**WHAT TO WORK ON:** Repeat each line exactly as it is written.

**EXERCISE MATERIAL:**
** begin **
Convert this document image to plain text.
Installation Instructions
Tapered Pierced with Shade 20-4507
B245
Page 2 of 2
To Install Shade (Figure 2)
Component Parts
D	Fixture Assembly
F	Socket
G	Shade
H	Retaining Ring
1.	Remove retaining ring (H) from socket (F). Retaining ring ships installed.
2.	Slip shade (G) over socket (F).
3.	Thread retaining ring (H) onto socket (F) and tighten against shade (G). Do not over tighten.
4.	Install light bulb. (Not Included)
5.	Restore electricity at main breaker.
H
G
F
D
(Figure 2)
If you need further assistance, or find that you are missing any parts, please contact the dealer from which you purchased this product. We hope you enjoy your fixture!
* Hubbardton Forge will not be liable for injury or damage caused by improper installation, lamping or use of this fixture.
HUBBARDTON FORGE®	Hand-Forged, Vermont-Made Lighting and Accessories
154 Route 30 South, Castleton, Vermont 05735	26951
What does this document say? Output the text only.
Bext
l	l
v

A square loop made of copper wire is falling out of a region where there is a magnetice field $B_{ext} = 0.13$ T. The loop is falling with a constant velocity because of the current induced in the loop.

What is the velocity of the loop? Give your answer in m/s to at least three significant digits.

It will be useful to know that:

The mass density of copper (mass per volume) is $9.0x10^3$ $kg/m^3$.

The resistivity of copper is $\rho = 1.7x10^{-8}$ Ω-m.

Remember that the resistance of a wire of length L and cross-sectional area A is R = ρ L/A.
** end **
**THE ANSWER:**
Convert this document image to plain text.
Installation Instructions
Tapered Pierced with Shade 20-4507
B245
Page 2 of 2
To Install Shade (Figure 2)
Component Parts
D	Fixture Assembly
F	Socket
G	Shade
H	Retaining Ring
1.	Remove retaining ring (H) from socket (F). Retaining ring ships installed.
2.	Slip shade (G) over socket (F).
3.	Thread retaining ring (H) onto socket (F) and tighten against shade (G). Do not over tighten.
4.	Install light bulb. (Not Included)
5.	Restore electricity at main breaker.
H
G
F
D
(Figure 2)
If you need further assistance, or find that you are missing any parts, please contact the dealer from which you purchased this product. We hope you enjoy your fixture!
* Hubbardton Forge will not be liable for injury or damage caused by improper installation, lamping or use of this fixture.
HUBBARDTON FORGE®	Hand-Forged, Vermont-Made Lighting and Accessories
154 Route 30 South, Castleton, Vermont 05735	26951
What does this document say? Output the text only.
Bext
l	l
v

A square loop made of copper wire is falling out of a region where there is a magnetice field $B_{ext} = 0.13$ T. The loop is falling with a constant velocity because of the current induced in the loop.

What is the velocity of the loop? Give your answer in m/s to at least three significant digits.

It will be useful to know that:

The mass density of copper (mass per volume) is $9.0x10^3$ $kg/m^3$.

The resistivity of copper is $\rho = 1.7x10^{-8}$ Ω-m.

Remember that the resistance of a wire of length L and cross-sectional area A is R = ρ L/A.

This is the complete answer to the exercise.